> EXERCISE INSTRUCTIONS: Tally the lines of the listing that contain the word "arvojen", then give the total and nothing else.

> RECORDS FOR THE TASK:
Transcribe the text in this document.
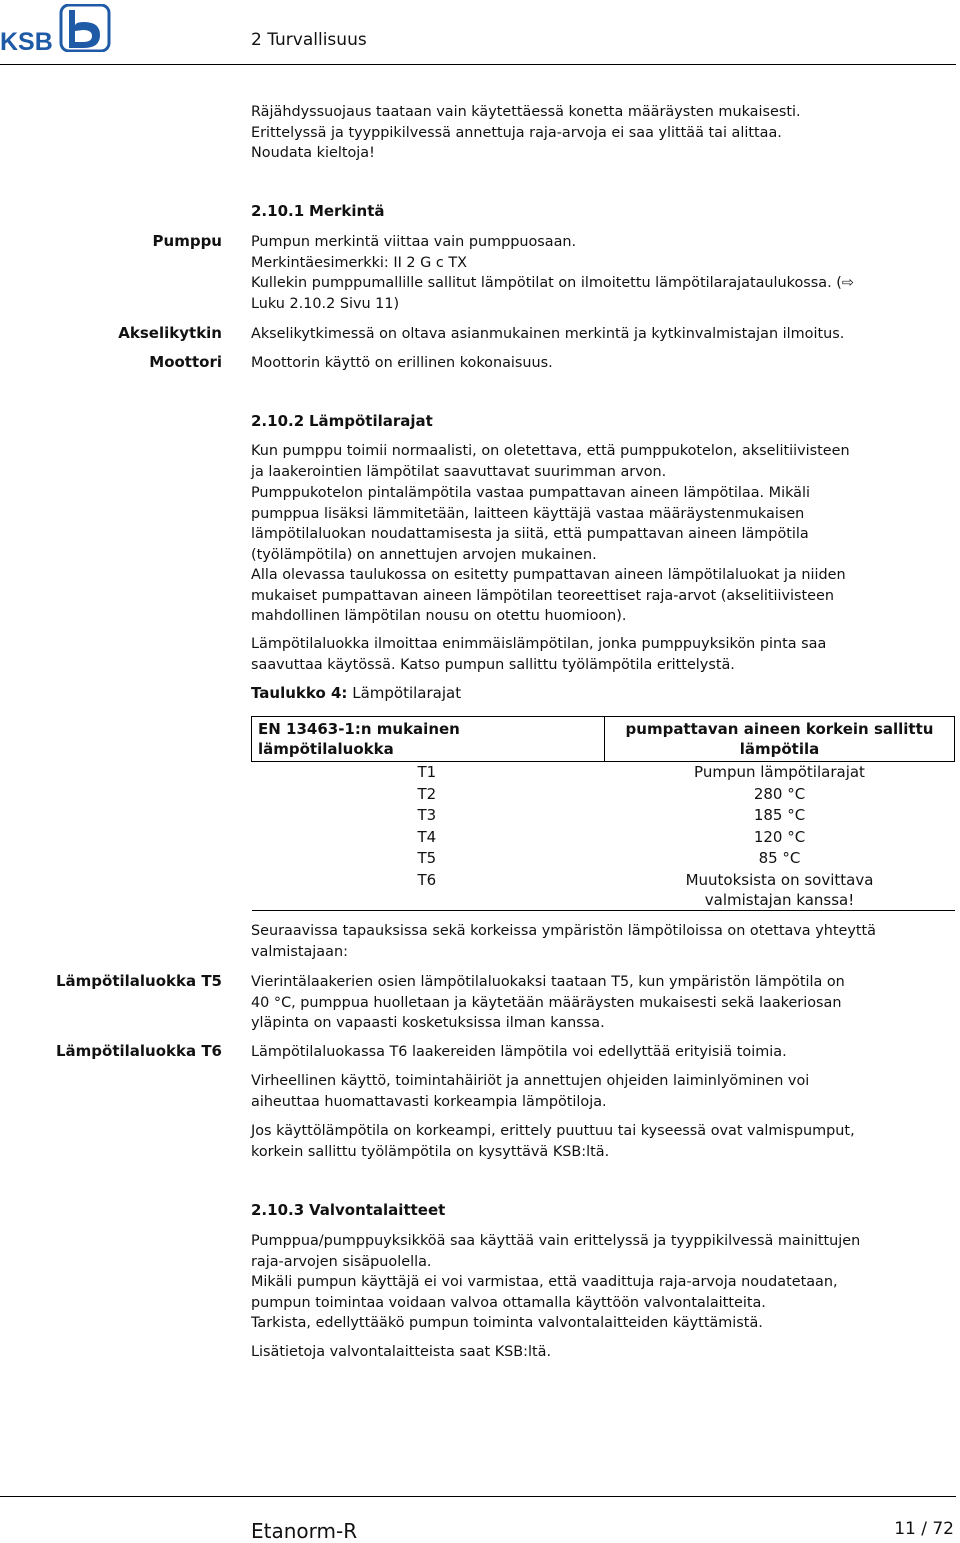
KSB	2 Turvallisuus
Räjähdyssuojaus taataan vain käytettäessä konetta määräysten mukaisesti.
Erittelyssä ja tyyppikilvessä annettuja raja-arvoja ei saa ylittää tai alittaa.
Noudata kieltoja!
2.10.1 Merkintä
Pumppu Pumpun merkintä viittaa vain pumppuosaan.
Merkintäesimerkki: II 2 G c TX
Kullekin pumppumallille sallitut lämpötilat on ilmoitettu lämpötilarajataulukossa. (⇨
Luku 2.10.2 Sivu 11)
Akselikytkin Akselikytkimessä on oltava asianmukainen merkintä ja kytkinvalmistajan ilmoitus.
Moottori Moottorin käyttö on erillinen kokonaisuus.
2.10.2 Lämpötilarajat
Kun pumppu toimii normaalisti, on oletettava, että pumppukotelon, akselitiivisteen
ja laakerointien lämpötilat saavuttavat suurimman arvon.
Pumppukotelon pintalämpötila vastaa pumpattavan aineen lämpötilaa. Mikäli
pumppua lisäksi lämmitetään, laitteen käyttäjä vastaa määräystenmukaisen
lämpötilaluokan noudattamisesta ja siitä, että pumpattavan aineen lämpötila
(työlämpötila) on annettujen arvojen mukainen.
Alla olevassa taulukossa on esitetty pumpattavan aineen lämpötilaluokat ja niiden
mukaiset pumpattavan aineen lämpötilan teoreettiset raja-arvot (akselitiivisteen
mahdollinen lämpötilan nousu on otettu huomioon).
Lämpötilaluokka ilmoittaa enimmäislämpötilan, jonka pumppuyksikön pinta saa
saavuttaa käytössä. Katso pumpun sallittu työlämpötila erittelystä.
Taulukko 4: Lämpötilarajat
EN 13463-1:n mukainen lämpötilaluokka	pumpattavan aineen korkein sallittu lämpötila
T1	Pumpun lämpötilarajat
T2	280 °C
T3	185 °C
T4	120 °C
T5	85 °C
T6	Muutoksista on sovittava valmistajan kanssa!
Seuraavissa tapauksissa sekä korkeissa ympäristön lämpötiloissa on otettava yhteyttä
valmistajaan:
Lämpötilaluokka T5 Vierintälaakerien osien lämpötilaluokaksi taataan T5, kun ympäristön lämpötila on
40 °C, pumppua huolletaan ja käytetään määräysten mukaisesti sekä laakeriosan
yläpinta on vapaasti kosketuksissa ilman kanssa.
Lämpötilaluokka T6 Lämpötilaluokassa T6 laakereiden lämpötila voi edellyttää erityisiä toimia.
Virheellinen käyttö, toimintahäiriöt ja annettujen ohjeiden laiminlyöminen voi
aiheuttaa huomattavasti korkeampia lämpötiloja.
Jos käyttölämpötila on korkeampi, erittely puuttuu tai kyseessä ovat valmispumput,
korkein sallittu työlämpötila on kysyttävä KSB:ltä.
2.10.3 Valvontalaitteet
Pumppua/pumppuyksikköä saa käyttää vain erittelyssä ja tyyppikilvessä mainittujen
raja-arvojen sisäpuolella.
Mikäli pumpun käyttäjä ei voi varmistaa, että vaadittuja raja-arvoja noudatetaan,
pumpun toimintaa voidaan valvoa ottamalla käyttöön valvontalaitteita.
Tarkista, edellyttääkö pumpun toiminta valvontalaitteiden käyttämistä.
Lisätietoja valvontalaitteista saat KSB:ltä.
Etanorm-R	11 / 72
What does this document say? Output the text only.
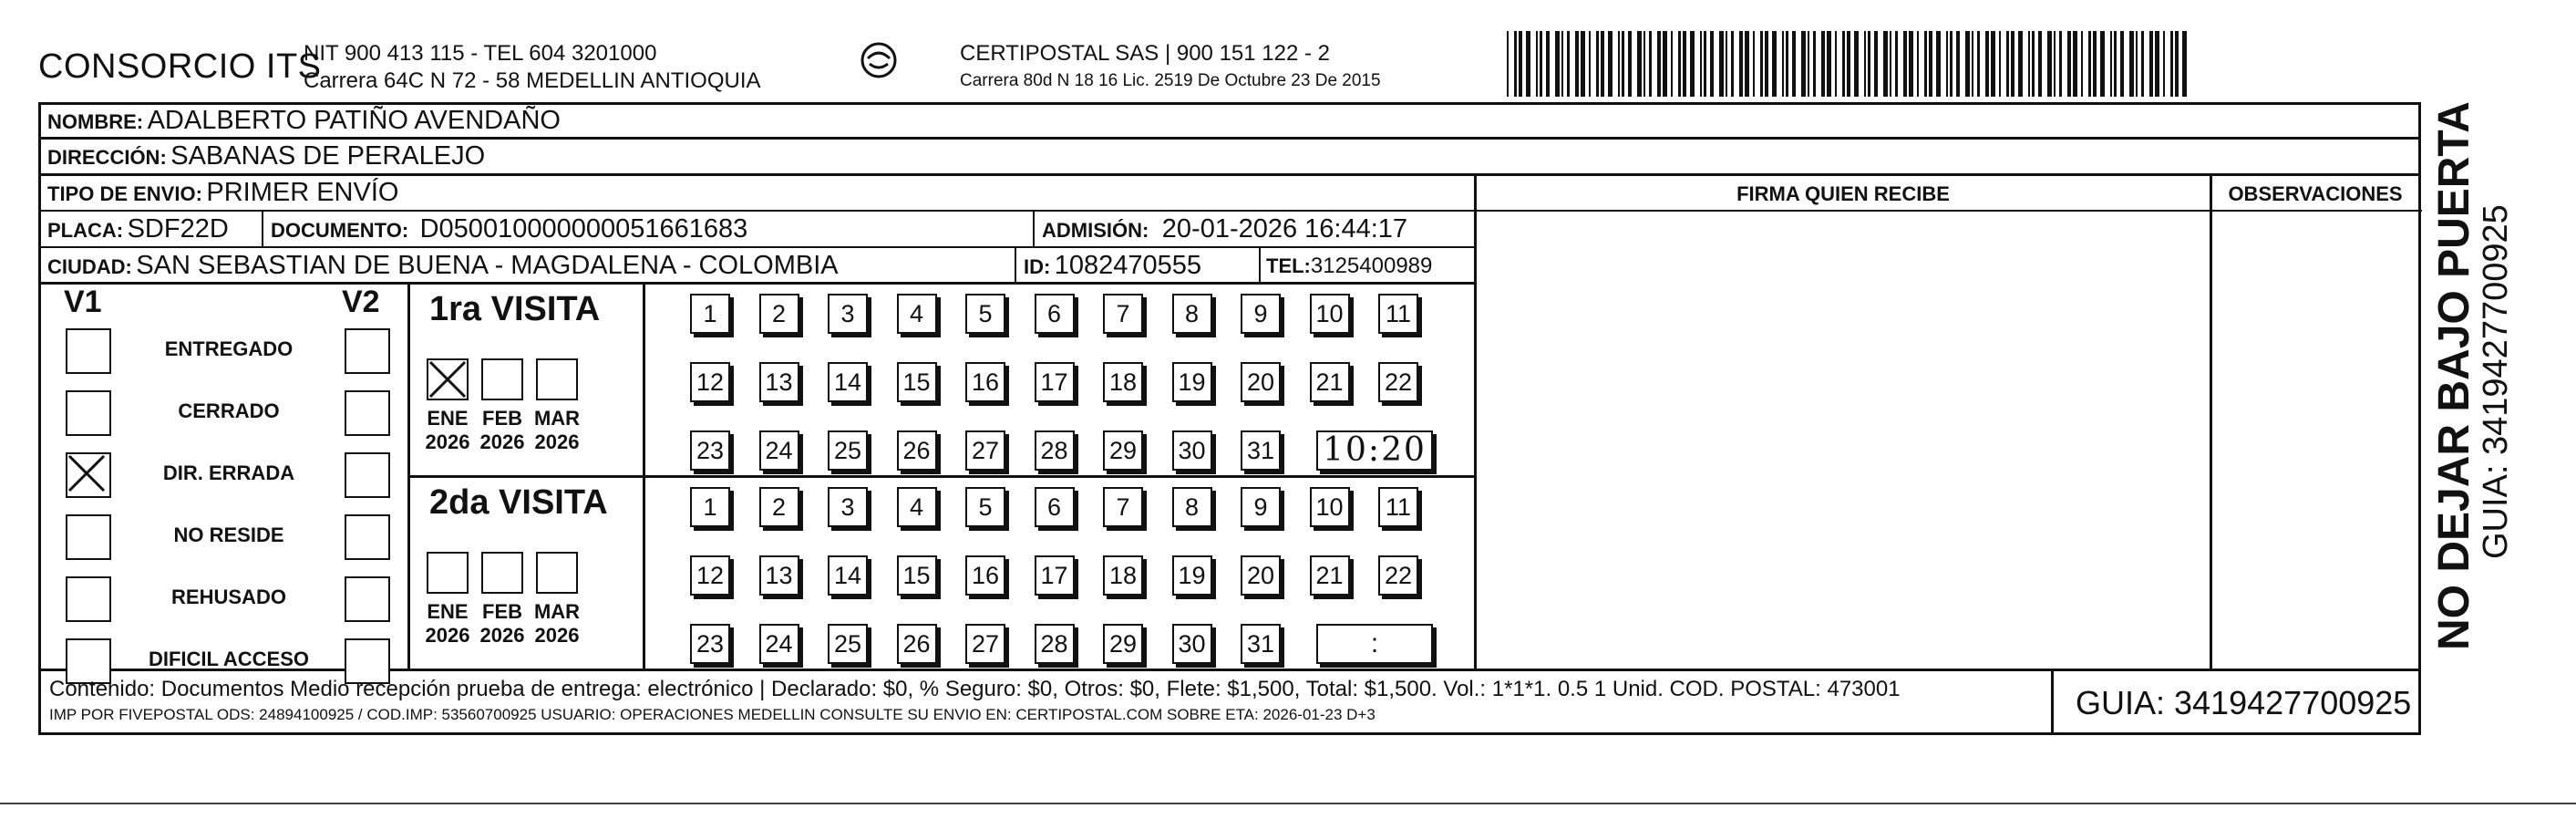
CONSORCIO ITS
NIT 900 413 115 - TEL 604 3201000
Carrera 64C N 72 - 58 MEDELLIN ANTIOQUIA
CERTIPOSTAL SAS | 900 151 122 - 2
Carrera 80d N 18 16 Lic. 2519 De Octubre 23 De 2015
NOMBRE: ADALBERTO PATIÑO AVENDAÑO
DIRECCIÓN: SABANAS DE PERALEJO
TIPO DE ENVIO: PRIMER ENVÍO
PLACA: SDF22D DOCUMENTO: D050010000000051661683	ADMISIÓN: 20-01-2026 16:44:17
CIUDAD: SAN SEBASTIAN DE BUENA - MAGDALENA - COLOMBIA	ID: 1082470555	TEL:3125400989
FIRMA QUIEN RECIBE	OBSERVACIONES
V1	V2
ENTREGADO
CERRADO
DIR. ERRADA
NO RESIDE
REHUSADO
DIFICIL ACCESO
1ra VISITA
2da VISITA
ENE
2026
FEB
2026
MAR
2026
1	2	3	4	5	6	7	8	9	10 11
12 13 14 15 16 17 18 19 20 21 22
23 24 25 26 27 28 29 30 31 10:20
ENE
2026
FEB
2026
MAR
2026
1	2	3	4	5	6	7	8	9	10 11
12 13 14 15 16 17 18 19 20 21 22
23 24 25 26 27 28 29 30 31	:
Contenido: Documentos Medio recepción prueba de entrega: electrónico | Declarado: $0, % Seguro: $0, Otros: $0, Flete: $1,500, Total: $1,500. Vol.: 1*1*1. 0.5 1 Unid. COD. POSTAL: 473001
IMP POR FIVEPOSTAL ODS: 24894100925 / COD.IMP: 53560700925 USUARIO: OPERACIONES MEDELLIN CONSULTE SU ENVIO EN: CERTIPOSTAL.COM SOBRE ETA: 2026-01-23 D+3	GUIA: 3419427700925
NO DEJAR BAJO PUERTA
GUIA: 3419427700925
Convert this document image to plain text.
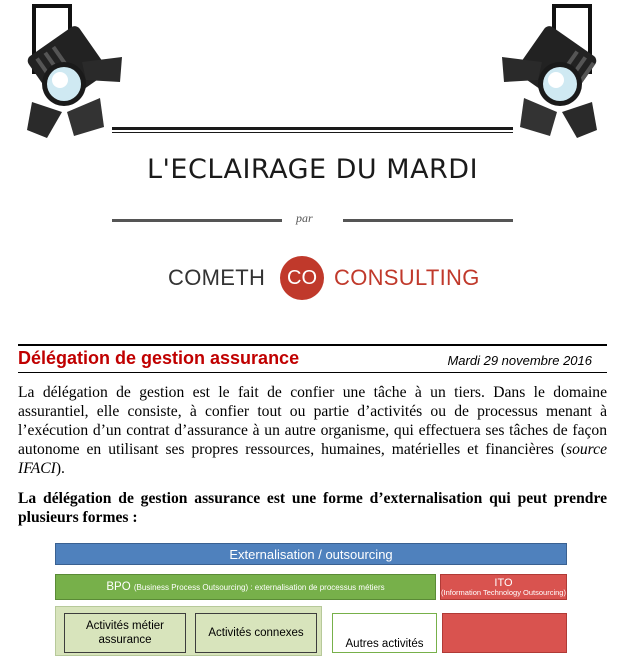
L'ECLAIRAGE DU MARDI
par
COMETH CO CONSULTING
Délégation de gestion assurance	Mardi 29 novembre 2016
La délégation de gestion est le fait de confier une tâche à un tiers. Dans le domaine assurantiel, elle consiste, à confier tout ou partie d’activités ou de processus menant à l’exécution d’un contrat d’assurance à un autre organisme, qui effectuera ses tâches de façon autonome en utilisant ses propres ressources, humaines, matérielles et financières (source IFACI).
La délégation de gestion assurance est une forme d’externalisation qui peut prendre plusieurs formes :
Externalisation / outsourcing
BPO
(Business Process Outsourcing) : externalisation de processus métiers	ITO
(Information Technology Outsourcing)
Activités métier
assurance
Activités connexes
Autres activités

> WRITTEN SOLUTION: 2